[START]

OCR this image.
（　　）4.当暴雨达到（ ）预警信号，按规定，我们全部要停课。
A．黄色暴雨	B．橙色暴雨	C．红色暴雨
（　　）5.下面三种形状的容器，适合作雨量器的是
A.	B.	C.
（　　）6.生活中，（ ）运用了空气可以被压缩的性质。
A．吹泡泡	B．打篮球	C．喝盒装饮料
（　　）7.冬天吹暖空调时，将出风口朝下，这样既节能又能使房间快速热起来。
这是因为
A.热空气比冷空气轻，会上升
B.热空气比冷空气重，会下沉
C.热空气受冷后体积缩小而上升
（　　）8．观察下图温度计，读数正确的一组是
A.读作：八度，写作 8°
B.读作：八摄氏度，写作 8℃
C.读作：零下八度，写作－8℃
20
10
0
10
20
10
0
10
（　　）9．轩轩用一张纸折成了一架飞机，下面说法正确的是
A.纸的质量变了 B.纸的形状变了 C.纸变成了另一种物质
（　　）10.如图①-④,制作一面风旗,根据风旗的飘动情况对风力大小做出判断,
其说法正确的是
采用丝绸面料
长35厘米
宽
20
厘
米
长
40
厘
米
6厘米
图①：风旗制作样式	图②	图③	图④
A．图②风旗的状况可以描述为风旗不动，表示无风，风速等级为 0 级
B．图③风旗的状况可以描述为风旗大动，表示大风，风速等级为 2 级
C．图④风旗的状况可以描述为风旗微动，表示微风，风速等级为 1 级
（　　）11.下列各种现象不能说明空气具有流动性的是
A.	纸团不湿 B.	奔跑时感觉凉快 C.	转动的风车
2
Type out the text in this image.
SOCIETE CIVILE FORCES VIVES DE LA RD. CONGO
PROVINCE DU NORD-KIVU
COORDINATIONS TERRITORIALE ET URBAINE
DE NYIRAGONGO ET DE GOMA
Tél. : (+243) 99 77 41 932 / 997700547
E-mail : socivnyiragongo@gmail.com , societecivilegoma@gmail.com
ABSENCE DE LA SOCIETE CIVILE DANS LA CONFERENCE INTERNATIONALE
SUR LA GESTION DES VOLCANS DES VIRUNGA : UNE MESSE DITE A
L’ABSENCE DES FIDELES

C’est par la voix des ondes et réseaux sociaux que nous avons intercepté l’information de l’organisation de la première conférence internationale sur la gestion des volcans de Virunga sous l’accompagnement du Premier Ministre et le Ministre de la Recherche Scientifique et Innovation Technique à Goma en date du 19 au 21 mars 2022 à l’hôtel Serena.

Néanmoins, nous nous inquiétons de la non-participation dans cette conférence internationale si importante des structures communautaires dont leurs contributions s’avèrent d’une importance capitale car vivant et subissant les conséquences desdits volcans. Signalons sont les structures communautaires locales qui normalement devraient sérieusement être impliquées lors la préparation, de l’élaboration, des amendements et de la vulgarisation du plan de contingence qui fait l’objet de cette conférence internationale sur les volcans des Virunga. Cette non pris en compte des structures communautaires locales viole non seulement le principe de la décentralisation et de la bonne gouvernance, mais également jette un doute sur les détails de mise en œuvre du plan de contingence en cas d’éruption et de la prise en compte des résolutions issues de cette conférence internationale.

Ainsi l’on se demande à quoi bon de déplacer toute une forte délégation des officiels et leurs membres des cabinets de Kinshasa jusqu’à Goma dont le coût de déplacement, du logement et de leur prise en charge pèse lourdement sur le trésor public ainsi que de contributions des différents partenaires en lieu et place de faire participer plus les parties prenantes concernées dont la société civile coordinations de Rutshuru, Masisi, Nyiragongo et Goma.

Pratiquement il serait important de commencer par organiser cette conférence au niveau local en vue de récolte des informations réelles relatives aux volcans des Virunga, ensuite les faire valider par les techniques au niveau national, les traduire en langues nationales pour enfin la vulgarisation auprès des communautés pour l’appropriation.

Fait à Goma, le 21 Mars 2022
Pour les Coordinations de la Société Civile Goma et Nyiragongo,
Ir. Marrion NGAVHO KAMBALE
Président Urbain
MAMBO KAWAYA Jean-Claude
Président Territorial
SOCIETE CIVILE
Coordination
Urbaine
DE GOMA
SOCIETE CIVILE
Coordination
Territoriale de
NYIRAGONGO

[END]

▶ [GIVEN TASK]
Give the number of lines in the entries above that include the string "ABSENCE". No other output is expected.

▶ [WRITTEN RESPONSE]
2